Items =
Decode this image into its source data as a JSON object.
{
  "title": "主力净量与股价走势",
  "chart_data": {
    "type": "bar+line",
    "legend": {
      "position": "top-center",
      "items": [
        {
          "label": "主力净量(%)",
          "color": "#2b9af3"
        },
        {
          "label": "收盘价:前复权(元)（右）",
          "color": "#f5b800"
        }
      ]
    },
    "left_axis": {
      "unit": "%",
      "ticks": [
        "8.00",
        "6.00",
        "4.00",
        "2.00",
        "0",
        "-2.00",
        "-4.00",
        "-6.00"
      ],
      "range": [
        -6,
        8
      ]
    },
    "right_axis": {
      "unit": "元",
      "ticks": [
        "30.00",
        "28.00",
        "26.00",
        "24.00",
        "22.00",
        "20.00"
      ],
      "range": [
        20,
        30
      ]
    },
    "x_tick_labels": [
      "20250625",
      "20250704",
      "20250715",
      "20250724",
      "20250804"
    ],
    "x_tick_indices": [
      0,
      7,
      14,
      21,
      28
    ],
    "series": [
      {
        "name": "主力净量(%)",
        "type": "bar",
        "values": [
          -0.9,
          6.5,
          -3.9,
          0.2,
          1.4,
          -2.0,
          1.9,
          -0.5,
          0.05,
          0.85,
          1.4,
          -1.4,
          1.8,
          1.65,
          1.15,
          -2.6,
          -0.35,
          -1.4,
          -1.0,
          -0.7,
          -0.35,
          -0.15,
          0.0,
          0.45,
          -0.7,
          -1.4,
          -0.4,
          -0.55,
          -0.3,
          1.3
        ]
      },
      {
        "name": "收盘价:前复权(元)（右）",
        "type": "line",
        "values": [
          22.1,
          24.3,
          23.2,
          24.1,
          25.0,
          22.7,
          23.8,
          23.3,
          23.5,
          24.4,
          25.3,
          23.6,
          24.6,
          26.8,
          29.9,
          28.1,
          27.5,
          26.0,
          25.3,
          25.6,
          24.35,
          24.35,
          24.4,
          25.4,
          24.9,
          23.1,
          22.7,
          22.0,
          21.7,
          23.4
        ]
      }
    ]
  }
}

Your objective =
Every entry above needs to be quoted exactly.

Task answer =
Decode this image into its source data as a JSON object.
{
  "title": "主力净量与股价走势",
  "chart_data": {
    "type": "bar+line",
    "legend": {
      "position": "top-center",
      "items": [
        {
          "label": "主力净量(%)",
          "color": "#2b9af3"
        },
        {
          "label": "收盘价:前复权(元)（右）",
          "color": "#f5b800"
        }
      ]
    },
    "left_axis": {
      "unit": "%",
      "ticks": [
        "8.00",
        "6.00",
        "4.00",
        "2.00",
        "0",
        "-2.00",
        "-4.00",
        "-6.00"
      ],
      "range": [
        -6,
        8
      ]
    },
    "right_axis": {
      "unit": "元",
      "ticks": [
        "30.00",
        "28.00",
        "26.00",
        "24.00",
        "22.00",
        "20.00"
      ],
      "range": [
        20,
        30
      ]
    },
    "x_tick_labels": [
      "20250625",
      "20250704",
      "20250715",
      "20250724",
      "20250804"
    ],
    "x_tick_indices": [
      0,
      7,
      14,
      21,
      28
    ],
    "series": [
      {
        "name": "主力净量(%)",
        "type": "bar",
        "values": [
          -0.9,
          6.5,
          -3.9,
          0.2,
          1.4,
          -2.0,
          1.9,
          -0.5,
          0.05,
          0.85,
          1.4,
          -1.4,
          1.8,
          1.65,
          1.15,
          -2.6,
          -0.35,
          -1.4,
          -1.0,
          -0.7,
          -0.35,
          -0.15,
          0.0,
          0.45,
          -0.7,
          -1.4,
          -0.4,
          -0.55,
          -0.3,
          1.3
        ]
      },
      {
        "name": "收盘价:前复权(元)（右）",
        "type": "line",
        "values": [
          22.1,
          24.3,
          23.2,
          24.1,
          25.0,
          22.7,
          23.8,
          23.3,
          23.5,
          24.4,
          25.3,
          23.6,
          24.6,
          26.8,
          29.9,
          28.1,
          27.5,
          26.0,
          25.3,
          25.6,
          24.35,
          24.35,
          24.4,
          25.4,
          24.9,
          23.1,
          22.7,
          22.0,
          21.7,
          23.4
        ]
      }
    ]
  }
}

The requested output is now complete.